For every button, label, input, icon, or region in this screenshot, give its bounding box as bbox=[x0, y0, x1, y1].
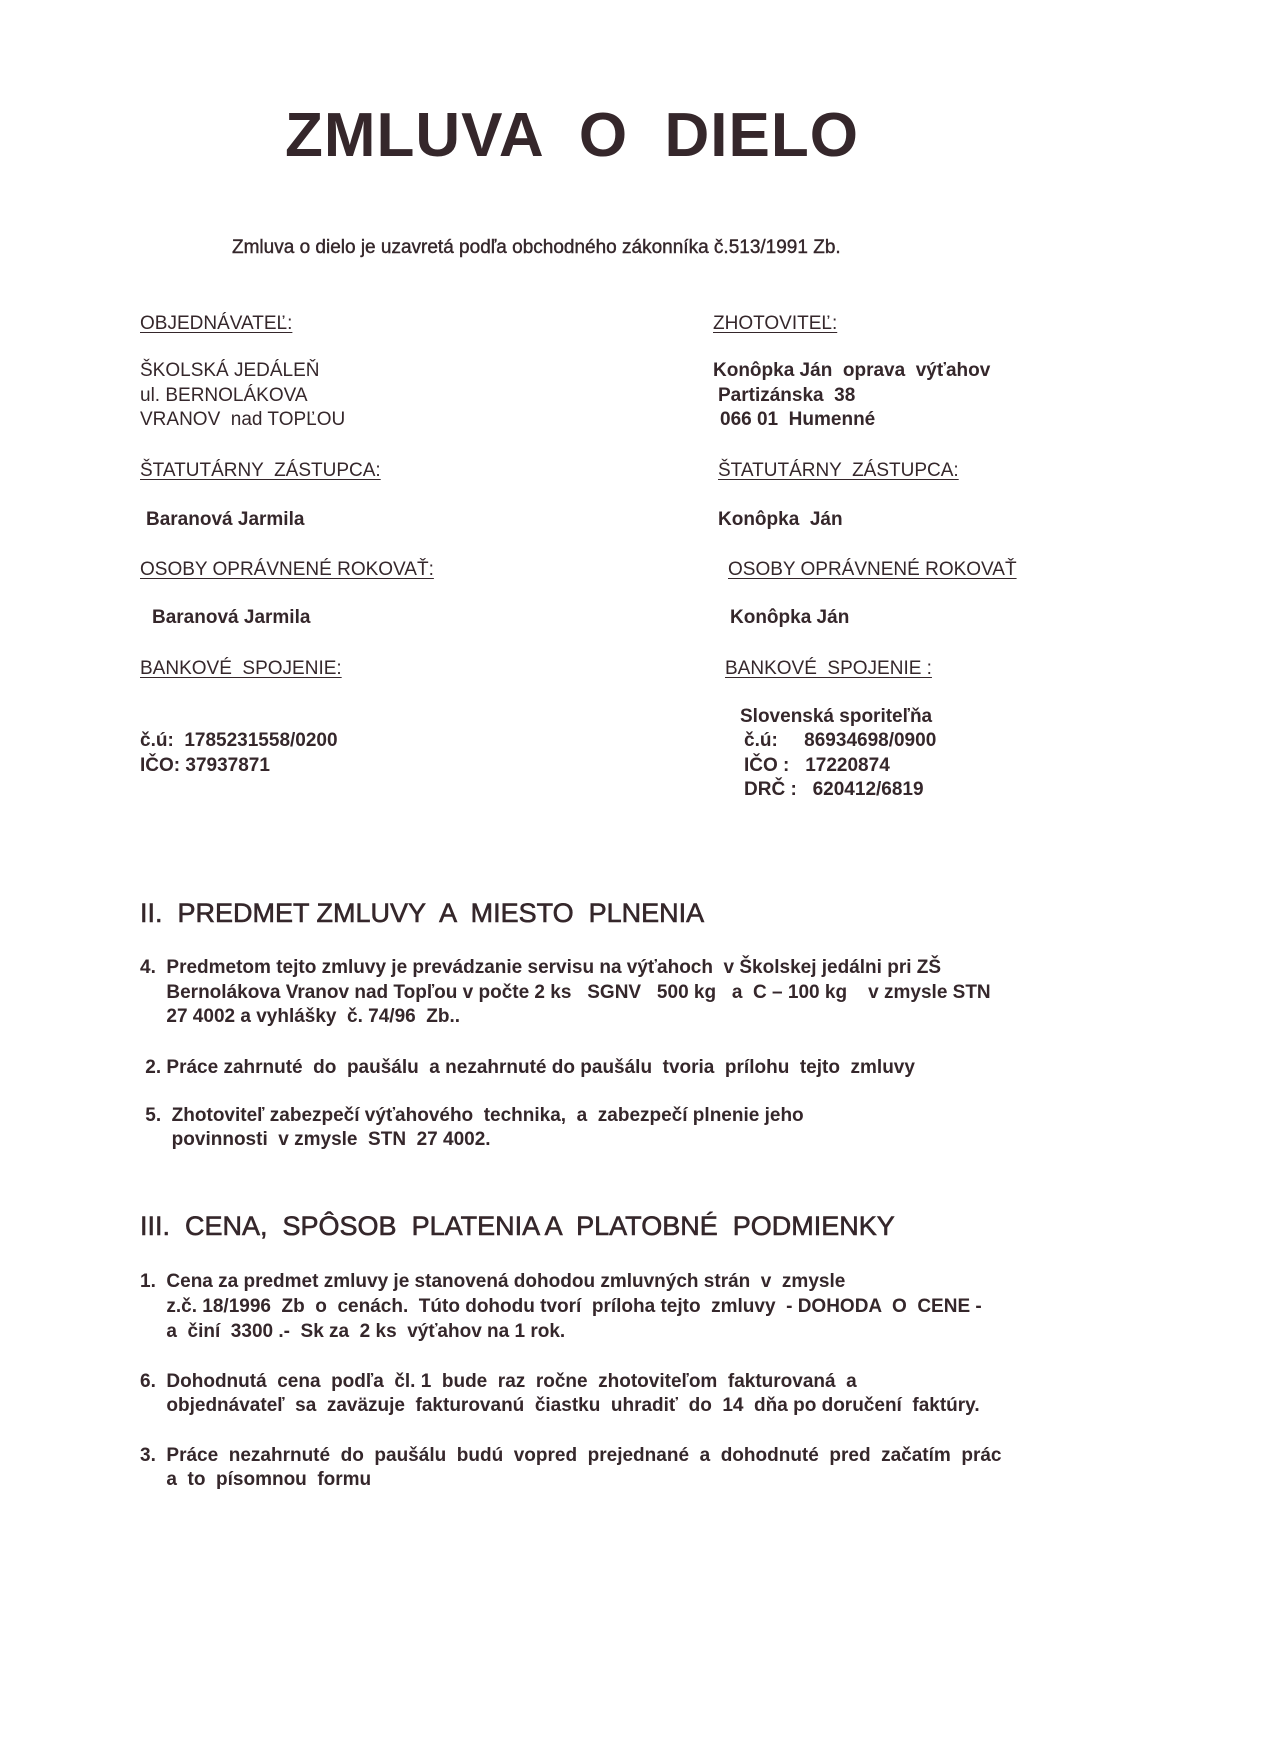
contractor-heading: ZHOTOVITEĽ: bbox=[713, 313, 838, 334]
client-line: ul. BERNOLÁKOVA bbox=[140, 385, 308, 406]
contractor-auth-heading: OSOBY OPRÁVNENÉ ROKOVAŤ bbox=[728, 559, 1017, 580]
contractor-rep-heading: ŠTATUTÁRNY ZÁSTUPCA: bbox=[718, 460, 959, 481]
section-2-item-line: povinnosti v zmysle STN 27 4002. bbox=[140, 1129, 491, 1150]
section-3-item-line: a činí 3300 .- Sk za 2 ks výťahov na 1 rok. bbox=[140, 1321, 566, 1342]
client-bank-line: č.ú: 1785231558/0200 bbox=[140, 730, 338, 751]
contractor-bank-line: DRČ : 620412/6819 bbox=[744, 779, 924, 800]
section-3-item-line: a to písomnou formu bbox=[140, 1469, 372, 1490]
section-2-item-line: 2. Práce zahrnuté do paušálu a nezahrnuté do paušálu tvoria prílohu tejto zmluvy bbox=[140, 1057, 915, 1078]
section-2-item-line: 4. Predmetom tejto zmluvy je prevádzanie servisu na výťahoch v Školskej jedálni pri ZŠ bbox=[140, 957, 942, 978]
section-3-heading: III. CENA, SPÔSOB PLATENIA A PLATOBNÉ PODMIENKY bbox=[140, 1211, 895, 1241]
section-2-heading: II. PREDMET ZMLUVY A MIESTO PLNENIA bbox=[140, 898, 705, 928]
client-auth-heading: OSOBY OPRÁVNENÉ ROKOVAŤ: bbox=[140, 559, 434, 580]
intro-text: Zmluva o dielo je uzavretá podľa obchodného zákonníka č.513/1991 Zb. bbox=[232, 237, 841, 258]
contractor-bank-line: č.ú: 86934698/0900 bbox=[744, 730, 937, 751]
client-line: VRANOV nad TOPĽOU bbox=[140, 409, 346, 430]
section-2-item-line: Bernolákova Vranov nad Topľou v počte 2 ks SGNV 500 kg a C – 100 kg v zmysle STN bbox=[140, 982, 991, 1003]
contractor-bank-line: Slovenská sporiteľňa bbox=[740, 706, 933, 727]
client-auth: Baranová Jarmila bbox=[152, 607, 311, 628]
client-bank-line: IČO: 37937871 bbox=[140, 755, 270, 776]
section-3-item-line: 3. Práce nezahrnuté do paušálu budú vopred prejednané a dohodnuté pred začatím prác bbox=[140, 1445, 1002, 1466]
contractor-bank-line: IČO : 17220874 bbox=[744, 755, 890, 776]
client-line: ŠKOLSKÁ JEDÁLEŇ bbox=[140, 360, 320, 381]
client-bank-heading: BANKOVÉ SPOJENIE: bbox=[140, 658, 342, 679]
section-2-item-line: 5. Zhotoviteľ zabezpečí výťahového technika, a zabezpečí plnenie jeho bbox=[140, 1105, 804, 1126]
contractor-auth: Konôpka Ján bbox=[730, 607, 850, 628]
section-3-item-line: objednávateľ sa zaväzuje fakturovanú čiastku uhradiť do 14 dňa po doručení faktúry. bbox=[140, 1395, 980, 1416]
contractor-bank-heading: BANKOVÉ SPOJENIE : bbox=[725, 658, 932, 679]
document-title: ZMLUVA O DIELO bbox=[285, 101, 859, 170]
section-2-item-line: 27 4002 a vyhlášky č. 74/96 Zb.. bbox=[140, 1006, 461, 1027]
client-rep: Baranová Jarmila bbox=[146, 509, 305, 530]
section-3-item-line: 1. Cena za predmet zmluvy je stanovená dohodou zmluvných strán v zmysle bbox=[140, 1271, 846, 1292]
section-3-item-line: 6. Dohodnutá cena podľa čl. 1 bude raz ročne zhotoviteľom fakturovaná a bbox=[140, 1371, 857, 1392]
contractor-line: Konôpka Ján oprava výťahov bbox=[713, 360, 991, 381]
contractor-line: Partizánska 38 bbox=[718, 385, 856, 406]
contractor-line: 066 01 Humenné bbox=[720, 409, 876, 430]
client-rep-heading: ŠTATUTÁRNY ZÁSTUPCA: bbox=[140, 460, 381, 481]
section-3-item-line: z.č. 18/1996 Zb o cenách. Túto dohodu tvorí príloha tejto zmluvy - DOHODA O CENE - bbox=[140, 1296, 982, 1317]
contractor-rep: Konôpka Ján bbox=[718, 509, 843, 530]
client-heading: OBJEDNÁVATEĽ: bbox=[140, 313, 293, 334]
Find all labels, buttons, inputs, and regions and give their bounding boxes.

• Exercise goal: Copy the lines of the material exactly, starting at the line that contains "contractor-heading: ZHOTOVITEĽ: bbox=[713, 313, 838, 334]" and ending at the line that contains "client-line: ŠKOLSKÁ JEDÁLEŇ", with both of those lines included.

• Correct response:
contractor-heading: ZHOTOVITEĽ: bbox=[713, 313, 838, 334]
client-line: ul. BERNOLÁKOVA bbox=[140, 385, 308, 406]
contractor-auth-heading: OSOBY OPRÁVNENÉ ROKOVAŤ bbox=[728, 559, 1017, 580]
contractor-rep-heading: ŠTATUTÁRNY ZÁSTUPCA: bbox=[718, 460, 959, 481]
section-2-item-line: povinnosti v zmysle STN 27 4002. bbox=[140, 1129, 491, 1150]
section-3-item-line: a činí 3300 .- Sk za 2 ks výťahov na 1 rok. bbox=[140, 1321, 566, 1342]
client-bank-line: č.ú: 1785231558/0200 bbox=[140, 730, 338, 751]
contractor-bank-line: DRČ : 620412/6819 bbox=[744, 779, 924, 800]
section-3-item-line: a to písomnou formu bbox=[140, 1469, 372, 1490]
section-2-item-line: 2. Práce zahrnuté do paušálu a nezahrnuté do paušálu tvoria prílohu tejto zmluvy bbox=[140, 1057, 915, 1078]
section-2-item-line: 4. Predmetom tejto zmluvy je prevádzanie servisu na výťahoch v Školskej jedálni pri ZŠ bbox=[140, 957, 942, 978]
section-3-heading: III. CENA, SPÔSOB PLATENIA A PLATOBNÉ PODMIENKY bbox=[140, 1211, 895, 1241]
section-2-heading: II. PREDMET ZMLUVY A MIESTO PLNENIA bbox=[140, 898, 705, 928]
client-auth-heading: OSOBY OPRÁVNENÉ ROKOVAŤ: bbox=[140, 559, 434, 580]
intro-text: Zmluva o dielo je uzavretá podľa obchodného zákonníka č.513/1991 Zb. bbox=[232, 237, 841, 258]
contractor-bank-line: č.ú: 86934698/0900 bbox=[744, 730, 937, 751]
client-line: VRANOV nad TOPĽOU bbox=[140, 409, 346, 430]
section-2-item-line: Bernolákova Vranov nad Topľou v počte 2 ks SGNV 500 kg a C – 100 kg v zmysle STN bbox=[140, 982, 991, 1003]
contractor-bank-line: Slovenská sporiteľňa bbox=[740, 706, 933, 727]
client-auth: Baranová Jarmila bbox=[152, 607, 311, 628]
client-bank-line: IČO: 37937871 bbox=[140, 755, 270, 776]
section-3-item-line: 3. Práce nezahrnuté do paušálu budú vopred prejednané a dohodnuté pred začatím prác bbox=[140, 1445, 1002, 1466]
contractor-bank-line: IČO : 17220874 bbox=[744, 755, 890, 776]
client-line: ŠKOLSKÁ JEDÁLEŇ bbox=[140, 360, 320, 381]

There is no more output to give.